Copy out each line in the material below that has the word "name".

Extracts from a graphics dataset:
+ + + + +

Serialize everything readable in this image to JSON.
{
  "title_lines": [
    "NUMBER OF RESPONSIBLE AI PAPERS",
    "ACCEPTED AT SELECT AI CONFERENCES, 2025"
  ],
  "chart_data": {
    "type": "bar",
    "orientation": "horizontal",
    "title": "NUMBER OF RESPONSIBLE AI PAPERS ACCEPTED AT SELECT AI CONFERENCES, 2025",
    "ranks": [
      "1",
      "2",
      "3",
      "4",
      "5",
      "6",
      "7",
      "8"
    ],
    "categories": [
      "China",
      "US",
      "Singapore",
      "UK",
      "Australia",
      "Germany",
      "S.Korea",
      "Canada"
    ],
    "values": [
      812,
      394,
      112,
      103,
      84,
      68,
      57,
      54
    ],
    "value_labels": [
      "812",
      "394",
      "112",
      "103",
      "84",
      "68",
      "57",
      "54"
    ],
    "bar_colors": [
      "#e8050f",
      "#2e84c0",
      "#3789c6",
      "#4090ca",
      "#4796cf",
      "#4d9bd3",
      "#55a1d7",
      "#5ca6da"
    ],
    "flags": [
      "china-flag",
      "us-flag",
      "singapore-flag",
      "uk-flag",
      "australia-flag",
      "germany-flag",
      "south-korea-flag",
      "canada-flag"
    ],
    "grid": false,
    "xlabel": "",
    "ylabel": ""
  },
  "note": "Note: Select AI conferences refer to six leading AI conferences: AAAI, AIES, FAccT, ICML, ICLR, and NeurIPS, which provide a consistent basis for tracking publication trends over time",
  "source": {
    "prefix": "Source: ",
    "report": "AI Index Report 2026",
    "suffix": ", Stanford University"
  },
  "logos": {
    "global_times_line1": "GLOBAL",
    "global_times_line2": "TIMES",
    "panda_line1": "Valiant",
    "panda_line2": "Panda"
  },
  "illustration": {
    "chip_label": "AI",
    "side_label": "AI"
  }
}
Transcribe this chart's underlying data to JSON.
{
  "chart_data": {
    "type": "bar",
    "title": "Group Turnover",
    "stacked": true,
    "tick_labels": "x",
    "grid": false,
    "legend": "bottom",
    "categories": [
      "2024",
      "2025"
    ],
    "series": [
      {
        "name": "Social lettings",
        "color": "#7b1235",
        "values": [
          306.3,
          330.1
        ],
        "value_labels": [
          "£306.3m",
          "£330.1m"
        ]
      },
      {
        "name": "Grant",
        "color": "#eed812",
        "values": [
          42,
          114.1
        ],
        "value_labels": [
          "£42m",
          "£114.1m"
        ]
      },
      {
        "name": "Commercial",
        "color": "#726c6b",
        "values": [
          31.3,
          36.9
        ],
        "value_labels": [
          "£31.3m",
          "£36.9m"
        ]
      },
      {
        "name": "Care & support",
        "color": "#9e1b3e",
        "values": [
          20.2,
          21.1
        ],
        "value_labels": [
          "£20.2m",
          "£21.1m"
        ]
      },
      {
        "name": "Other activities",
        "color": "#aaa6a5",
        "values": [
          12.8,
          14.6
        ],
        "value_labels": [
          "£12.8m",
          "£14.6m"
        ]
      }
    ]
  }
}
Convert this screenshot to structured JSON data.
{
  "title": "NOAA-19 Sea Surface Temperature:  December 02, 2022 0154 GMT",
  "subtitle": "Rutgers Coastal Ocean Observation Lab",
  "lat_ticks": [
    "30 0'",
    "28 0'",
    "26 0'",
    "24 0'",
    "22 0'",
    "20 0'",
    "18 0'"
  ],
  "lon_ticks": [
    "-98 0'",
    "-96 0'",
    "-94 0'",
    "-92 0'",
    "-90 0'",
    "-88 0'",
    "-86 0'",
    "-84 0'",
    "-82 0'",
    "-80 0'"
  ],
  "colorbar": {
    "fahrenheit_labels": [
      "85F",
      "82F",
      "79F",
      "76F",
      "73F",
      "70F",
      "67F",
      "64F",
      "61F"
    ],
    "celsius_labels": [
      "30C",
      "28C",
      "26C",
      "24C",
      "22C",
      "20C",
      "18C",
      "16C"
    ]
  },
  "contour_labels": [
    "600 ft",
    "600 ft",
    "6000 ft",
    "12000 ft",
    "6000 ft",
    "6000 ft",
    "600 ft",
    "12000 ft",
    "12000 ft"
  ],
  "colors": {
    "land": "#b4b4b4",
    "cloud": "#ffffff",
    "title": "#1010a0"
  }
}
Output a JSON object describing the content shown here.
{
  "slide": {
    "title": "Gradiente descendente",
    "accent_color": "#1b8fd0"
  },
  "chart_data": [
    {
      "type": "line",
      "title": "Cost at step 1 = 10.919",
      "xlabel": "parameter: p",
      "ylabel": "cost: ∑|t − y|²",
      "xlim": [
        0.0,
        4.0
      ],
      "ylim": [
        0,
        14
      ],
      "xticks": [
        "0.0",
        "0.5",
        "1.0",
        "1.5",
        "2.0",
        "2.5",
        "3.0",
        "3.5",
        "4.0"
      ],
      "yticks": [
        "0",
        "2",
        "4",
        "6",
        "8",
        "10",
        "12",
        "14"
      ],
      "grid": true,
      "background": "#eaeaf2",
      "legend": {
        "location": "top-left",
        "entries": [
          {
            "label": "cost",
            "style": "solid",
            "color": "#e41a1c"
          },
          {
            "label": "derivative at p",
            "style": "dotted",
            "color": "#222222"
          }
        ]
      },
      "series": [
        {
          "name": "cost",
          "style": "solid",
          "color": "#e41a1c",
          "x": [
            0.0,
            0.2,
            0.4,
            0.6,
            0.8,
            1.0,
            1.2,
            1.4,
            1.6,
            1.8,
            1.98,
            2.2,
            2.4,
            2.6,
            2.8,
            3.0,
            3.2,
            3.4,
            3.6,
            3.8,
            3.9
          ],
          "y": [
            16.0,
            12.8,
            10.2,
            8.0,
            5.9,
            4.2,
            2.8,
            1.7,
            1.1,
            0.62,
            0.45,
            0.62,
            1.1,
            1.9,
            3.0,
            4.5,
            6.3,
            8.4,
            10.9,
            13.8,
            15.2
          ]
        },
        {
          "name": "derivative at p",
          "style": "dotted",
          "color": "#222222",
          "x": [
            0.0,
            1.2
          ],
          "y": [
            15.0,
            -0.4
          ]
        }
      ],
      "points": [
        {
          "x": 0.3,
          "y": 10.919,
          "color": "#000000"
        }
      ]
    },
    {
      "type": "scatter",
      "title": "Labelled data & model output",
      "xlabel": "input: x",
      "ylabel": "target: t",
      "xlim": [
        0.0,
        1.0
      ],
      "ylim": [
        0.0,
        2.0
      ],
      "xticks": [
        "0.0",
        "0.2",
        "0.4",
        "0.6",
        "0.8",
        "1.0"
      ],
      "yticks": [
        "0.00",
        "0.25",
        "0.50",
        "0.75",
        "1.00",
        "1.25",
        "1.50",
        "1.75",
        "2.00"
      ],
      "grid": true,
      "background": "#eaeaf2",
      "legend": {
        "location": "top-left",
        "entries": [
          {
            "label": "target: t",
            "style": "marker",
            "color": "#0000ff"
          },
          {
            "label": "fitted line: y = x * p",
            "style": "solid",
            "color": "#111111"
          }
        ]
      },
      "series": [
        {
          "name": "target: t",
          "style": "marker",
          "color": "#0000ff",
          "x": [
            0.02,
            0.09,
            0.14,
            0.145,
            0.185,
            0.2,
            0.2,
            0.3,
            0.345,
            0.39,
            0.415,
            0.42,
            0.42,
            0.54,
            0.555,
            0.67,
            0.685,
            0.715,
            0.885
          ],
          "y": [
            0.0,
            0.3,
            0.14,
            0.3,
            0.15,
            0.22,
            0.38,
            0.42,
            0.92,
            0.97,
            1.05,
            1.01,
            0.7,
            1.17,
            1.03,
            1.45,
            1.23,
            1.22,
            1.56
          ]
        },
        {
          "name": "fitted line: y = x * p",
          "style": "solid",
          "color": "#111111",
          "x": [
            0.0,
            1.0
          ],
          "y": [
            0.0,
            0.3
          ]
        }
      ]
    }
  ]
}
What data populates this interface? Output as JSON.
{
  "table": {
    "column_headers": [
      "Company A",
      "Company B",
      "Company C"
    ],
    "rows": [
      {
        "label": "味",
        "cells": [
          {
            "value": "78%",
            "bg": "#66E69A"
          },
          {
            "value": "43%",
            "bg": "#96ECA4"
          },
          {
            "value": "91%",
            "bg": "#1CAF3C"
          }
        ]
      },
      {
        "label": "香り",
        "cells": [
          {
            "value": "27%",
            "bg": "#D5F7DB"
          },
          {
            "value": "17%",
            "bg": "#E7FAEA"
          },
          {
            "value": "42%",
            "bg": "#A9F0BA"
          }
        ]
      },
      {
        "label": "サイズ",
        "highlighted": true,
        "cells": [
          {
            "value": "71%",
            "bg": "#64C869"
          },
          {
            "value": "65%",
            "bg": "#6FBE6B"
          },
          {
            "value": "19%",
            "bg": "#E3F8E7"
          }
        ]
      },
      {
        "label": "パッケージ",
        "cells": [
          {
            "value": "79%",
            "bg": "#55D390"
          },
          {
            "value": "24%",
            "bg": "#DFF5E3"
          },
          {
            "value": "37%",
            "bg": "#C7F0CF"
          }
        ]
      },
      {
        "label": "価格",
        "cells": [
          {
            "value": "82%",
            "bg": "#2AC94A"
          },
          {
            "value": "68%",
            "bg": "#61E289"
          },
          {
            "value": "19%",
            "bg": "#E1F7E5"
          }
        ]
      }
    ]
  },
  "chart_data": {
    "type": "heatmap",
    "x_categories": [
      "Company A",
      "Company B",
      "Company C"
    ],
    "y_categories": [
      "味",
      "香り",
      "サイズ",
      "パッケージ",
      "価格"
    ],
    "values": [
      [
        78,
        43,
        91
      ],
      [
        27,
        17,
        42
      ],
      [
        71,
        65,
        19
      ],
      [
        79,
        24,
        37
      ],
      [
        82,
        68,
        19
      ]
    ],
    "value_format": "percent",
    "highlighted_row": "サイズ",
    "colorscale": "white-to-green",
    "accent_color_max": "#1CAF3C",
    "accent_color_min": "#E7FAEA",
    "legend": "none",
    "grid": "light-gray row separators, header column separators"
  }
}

+ + + + +

OUTPUT OF THE TASK:
        "name": "Social lettings",
        "name": "Grant",
        "name": "Commercial",
        "name": "Care & support",
        "name": "Other activities",
          "name": "cost",
          "name": "derivative at p",
          "name": "target: t",
          "name": "fitted line: y = x * p",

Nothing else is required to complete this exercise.